Task —
Identify the lines that contain the word "mantissa" and copy each one.

Provided data —
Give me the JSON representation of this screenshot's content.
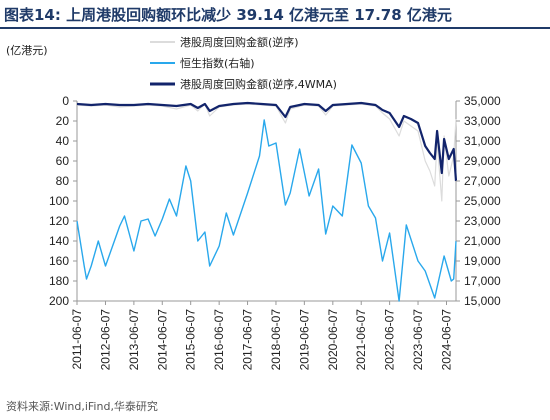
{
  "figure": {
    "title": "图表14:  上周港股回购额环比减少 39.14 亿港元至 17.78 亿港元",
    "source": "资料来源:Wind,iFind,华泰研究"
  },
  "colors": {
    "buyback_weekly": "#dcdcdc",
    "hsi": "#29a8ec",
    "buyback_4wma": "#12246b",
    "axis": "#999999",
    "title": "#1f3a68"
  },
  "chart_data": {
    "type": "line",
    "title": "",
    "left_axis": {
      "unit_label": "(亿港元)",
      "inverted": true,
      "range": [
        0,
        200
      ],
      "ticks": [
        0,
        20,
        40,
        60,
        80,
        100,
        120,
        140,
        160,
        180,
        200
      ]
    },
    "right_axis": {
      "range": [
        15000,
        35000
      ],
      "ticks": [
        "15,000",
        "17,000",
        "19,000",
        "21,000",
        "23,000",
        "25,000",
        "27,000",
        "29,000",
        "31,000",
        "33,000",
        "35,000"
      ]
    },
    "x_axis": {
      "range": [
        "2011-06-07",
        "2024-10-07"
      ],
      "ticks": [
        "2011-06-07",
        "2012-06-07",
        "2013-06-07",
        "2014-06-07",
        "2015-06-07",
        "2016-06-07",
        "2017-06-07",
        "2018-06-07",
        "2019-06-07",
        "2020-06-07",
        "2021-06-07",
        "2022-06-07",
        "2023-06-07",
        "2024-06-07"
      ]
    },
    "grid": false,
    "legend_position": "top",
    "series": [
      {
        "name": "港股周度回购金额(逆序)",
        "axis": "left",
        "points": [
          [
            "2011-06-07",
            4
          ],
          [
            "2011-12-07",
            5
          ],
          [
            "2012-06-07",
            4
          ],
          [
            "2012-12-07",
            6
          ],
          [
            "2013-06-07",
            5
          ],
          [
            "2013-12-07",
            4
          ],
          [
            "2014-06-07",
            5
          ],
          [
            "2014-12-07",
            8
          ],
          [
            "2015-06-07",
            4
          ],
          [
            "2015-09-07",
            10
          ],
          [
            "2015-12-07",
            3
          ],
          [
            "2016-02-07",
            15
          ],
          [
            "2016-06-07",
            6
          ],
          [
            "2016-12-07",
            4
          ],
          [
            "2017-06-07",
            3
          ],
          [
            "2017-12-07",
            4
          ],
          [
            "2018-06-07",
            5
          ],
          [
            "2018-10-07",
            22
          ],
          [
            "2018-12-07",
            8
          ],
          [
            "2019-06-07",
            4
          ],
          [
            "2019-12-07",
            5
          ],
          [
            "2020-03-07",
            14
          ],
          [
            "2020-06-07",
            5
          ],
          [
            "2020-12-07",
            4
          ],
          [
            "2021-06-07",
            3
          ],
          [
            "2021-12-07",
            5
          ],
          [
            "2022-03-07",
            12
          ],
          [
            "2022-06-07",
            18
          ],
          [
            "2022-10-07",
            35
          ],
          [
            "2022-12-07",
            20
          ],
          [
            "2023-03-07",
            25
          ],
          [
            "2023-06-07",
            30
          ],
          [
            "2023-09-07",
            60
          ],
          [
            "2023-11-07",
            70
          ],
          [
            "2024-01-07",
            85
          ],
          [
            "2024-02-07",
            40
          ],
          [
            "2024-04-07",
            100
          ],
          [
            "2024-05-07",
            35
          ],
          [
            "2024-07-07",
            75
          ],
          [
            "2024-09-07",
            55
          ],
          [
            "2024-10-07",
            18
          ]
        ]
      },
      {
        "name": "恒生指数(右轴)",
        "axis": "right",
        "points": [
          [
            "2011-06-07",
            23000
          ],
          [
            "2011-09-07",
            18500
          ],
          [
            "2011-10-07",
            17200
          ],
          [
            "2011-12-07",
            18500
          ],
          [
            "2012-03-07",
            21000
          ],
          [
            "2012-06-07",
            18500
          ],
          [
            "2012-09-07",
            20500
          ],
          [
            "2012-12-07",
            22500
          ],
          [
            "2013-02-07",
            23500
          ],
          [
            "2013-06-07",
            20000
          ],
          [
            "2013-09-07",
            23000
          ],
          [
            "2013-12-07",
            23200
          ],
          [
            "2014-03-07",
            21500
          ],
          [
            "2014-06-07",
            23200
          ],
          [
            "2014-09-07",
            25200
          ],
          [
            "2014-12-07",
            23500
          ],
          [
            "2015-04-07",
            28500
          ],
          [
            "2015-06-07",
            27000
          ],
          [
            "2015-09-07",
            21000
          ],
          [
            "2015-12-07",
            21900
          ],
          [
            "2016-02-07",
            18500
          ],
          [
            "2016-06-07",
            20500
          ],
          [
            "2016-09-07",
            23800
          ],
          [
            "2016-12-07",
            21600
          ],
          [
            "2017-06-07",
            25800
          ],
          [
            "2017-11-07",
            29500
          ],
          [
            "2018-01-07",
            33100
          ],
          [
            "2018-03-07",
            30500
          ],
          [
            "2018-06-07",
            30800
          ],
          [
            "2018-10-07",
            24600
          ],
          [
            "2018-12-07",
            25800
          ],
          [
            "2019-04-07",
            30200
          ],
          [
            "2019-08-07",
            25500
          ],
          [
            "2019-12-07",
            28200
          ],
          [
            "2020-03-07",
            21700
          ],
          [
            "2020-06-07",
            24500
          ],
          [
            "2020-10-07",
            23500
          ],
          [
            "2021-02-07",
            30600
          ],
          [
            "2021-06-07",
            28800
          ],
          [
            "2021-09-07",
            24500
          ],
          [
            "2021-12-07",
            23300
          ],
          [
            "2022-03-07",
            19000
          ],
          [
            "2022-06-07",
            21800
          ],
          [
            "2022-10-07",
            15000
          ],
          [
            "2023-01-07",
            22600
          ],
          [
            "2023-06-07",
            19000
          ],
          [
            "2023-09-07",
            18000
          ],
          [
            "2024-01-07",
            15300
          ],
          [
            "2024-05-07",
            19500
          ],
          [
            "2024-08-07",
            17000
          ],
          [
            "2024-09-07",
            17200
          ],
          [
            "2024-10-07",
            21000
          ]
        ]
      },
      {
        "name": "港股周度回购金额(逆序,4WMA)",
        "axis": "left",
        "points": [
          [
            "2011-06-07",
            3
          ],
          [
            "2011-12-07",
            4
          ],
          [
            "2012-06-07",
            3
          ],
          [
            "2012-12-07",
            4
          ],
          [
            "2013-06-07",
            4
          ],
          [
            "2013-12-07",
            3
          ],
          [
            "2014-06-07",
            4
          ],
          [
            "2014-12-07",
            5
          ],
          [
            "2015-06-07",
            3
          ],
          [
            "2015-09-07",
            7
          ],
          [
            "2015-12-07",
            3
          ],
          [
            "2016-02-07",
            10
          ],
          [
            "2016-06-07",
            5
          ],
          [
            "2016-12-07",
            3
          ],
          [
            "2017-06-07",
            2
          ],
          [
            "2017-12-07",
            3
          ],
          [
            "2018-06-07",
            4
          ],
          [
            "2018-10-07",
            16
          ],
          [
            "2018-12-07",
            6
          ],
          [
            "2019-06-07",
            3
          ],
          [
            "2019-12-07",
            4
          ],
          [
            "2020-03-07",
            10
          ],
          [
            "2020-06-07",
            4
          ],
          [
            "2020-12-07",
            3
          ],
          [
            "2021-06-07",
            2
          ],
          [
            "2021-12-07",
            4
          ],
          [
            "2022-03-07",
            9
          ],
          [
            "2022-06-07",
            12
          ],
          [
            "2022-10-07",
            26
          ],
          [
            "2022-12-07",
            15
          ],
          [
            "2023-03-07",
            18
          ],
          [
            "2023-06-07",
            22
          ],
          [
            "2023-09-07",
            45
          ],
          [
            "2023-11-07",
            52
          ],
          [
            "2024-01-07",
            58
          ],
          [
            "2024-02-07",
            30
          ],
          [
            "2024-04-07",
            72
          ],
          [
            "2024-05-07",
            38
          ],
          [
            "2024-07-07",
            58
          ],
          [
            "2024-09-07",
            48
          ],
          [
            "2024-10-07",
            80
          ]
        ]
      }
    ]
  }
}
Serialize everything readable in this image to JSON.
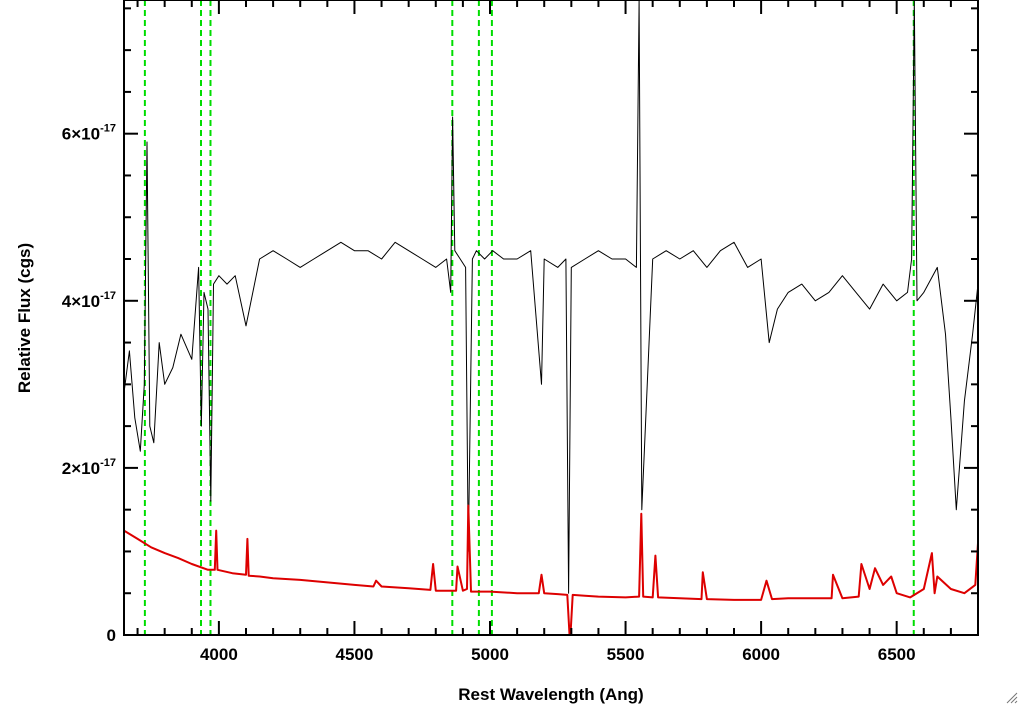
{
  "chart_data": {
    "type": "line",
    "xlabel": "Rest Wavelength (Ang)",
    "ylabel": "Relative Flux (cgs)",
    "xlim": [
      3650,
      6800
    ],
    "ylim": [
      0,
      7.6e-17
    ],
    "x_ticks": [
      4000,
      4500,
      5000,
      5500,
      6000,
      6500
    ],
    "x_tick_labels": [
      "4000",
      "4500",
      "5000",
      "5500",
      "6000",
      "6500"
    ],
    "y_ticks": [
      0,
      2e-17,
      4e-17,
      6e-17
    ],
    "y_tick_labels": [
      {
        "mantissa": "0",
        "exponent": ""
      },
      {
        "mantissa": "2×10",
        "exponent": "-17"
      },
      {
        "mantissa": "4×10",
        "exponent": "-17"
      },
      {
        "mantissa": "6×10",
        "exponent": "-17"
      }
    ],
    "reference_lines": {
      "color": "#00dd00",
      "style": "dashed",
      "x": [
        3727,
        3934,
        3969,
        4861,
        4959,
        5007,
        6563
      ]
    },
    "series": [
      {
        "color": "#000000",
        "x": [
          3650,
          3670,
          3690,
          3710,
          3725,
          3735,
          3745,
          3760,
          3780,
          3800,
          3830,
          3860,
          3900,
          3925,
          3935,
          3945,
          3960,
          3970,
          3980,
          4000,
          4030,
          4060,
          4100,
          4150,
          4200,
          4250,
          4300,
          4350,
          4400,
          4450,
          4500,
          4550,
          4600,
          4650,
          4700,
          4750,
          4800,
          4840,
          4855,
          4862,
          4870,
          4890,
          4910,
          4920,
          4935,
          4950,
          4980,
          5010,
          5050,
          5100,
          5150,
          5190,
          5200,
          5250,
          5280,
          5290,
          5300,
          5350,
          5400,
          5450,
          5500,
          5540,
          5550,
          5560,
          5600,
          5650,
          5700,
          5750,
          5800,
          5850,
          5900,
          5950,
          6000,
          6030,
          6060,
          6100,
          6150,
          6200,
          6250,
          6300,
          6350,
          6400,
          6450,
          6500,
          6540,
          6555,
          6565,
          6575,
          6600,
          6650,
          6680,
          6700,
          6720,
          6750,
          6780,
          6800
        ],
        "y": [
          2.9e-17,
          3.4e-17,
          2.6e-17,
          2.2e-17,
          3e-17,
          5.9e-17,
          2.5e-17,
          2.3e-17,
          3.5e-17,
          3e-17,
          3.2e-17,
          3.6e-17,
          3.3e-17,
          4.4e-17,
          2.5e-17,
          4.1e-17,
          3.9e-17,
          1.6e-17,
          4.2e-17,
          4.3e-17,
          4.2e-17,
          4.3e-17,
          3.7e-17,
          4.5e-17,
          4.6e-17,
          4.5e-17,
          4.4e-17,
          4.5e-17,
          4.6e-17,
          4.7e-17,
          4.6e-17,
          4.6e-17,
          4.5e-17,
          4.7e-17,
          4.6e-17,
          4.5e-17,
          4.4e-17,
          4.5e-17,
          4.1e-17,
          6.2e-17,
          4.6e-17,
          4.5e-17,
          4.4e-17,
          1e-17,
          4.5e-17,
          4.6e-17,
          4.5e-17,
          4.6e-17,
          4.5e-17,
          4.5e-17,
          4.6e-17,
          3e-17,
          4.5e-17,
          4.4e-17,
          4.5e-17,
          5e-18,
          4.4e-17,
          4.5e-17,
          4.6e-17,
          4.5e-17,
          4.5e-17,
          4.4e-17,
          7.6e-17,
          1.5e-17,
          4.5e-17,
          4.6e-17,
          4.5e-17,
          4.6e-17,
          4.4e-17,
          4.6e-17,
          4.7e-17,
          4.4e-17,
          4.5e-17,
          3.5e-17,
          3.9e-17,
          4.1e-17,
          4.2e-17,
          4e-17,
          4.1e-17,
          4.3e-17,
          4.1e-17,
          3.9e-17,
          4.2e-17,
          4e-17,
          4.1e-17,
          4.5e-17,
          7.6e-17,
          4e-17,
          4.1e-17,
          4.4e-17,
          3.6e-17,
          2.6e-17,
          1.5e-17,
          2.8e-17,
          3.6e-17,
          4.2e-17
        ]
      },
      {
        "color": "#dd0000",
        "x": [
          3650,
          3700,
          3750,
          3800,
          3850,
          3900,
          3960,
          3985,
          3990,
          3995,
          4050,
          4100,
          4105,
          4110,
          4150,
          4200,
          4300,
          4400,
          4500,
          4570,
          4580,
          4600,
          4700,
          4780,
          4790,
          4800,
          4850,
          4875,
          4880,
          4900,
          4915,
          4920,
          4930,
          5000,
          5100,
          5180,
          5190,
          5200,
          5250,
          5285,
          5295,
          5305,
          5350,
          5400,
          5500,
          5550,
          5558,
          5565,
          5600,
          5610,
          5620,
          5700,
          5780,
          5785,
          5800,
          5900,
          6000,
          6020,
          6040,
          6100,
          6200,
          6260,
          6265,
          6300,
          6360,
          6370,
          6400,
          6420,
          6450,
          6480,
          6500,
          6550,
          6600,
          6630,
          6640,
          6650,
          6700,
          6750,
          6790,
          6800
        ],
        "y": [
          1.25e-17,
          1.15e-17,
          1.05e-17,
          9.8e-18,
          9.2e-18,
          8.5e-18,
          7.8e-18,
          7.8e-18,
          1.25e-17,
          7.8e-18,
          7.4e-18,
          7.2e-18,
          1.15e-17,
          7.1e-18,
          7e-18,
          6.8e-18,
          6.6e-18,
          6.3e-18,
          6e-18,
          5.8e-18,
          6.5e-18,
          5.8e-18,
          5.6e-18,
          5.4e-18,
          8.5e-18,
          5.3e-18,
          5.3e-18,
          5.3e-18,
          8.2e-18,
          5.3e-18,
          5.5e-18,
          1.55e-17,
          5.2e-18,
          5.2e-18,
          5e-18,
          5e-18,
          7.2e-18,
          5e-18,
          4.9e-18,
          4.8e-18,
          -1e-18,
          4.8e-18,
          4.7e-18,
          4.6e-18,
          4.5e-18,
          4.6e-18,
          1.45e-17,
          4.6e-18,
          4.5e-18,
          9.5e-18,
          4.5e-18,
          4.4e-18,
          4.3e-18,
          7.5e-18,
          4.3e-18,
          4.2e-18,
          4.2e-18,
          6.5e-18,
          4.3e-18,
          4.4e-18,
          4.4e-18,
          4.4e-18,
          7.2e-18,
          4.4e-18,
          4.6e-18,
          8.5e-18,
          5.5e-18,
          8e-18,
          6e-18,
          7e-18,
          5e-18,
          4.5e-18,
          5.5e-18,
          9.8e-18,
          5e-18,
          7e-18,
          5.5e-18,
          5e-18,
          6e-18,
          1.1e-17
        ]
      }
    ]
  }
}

Response for this exercise —
        "mantissa": "0",
        "mantissa": "2×10",
        "mantissa": "4×10",
        "mantissa": "6×10",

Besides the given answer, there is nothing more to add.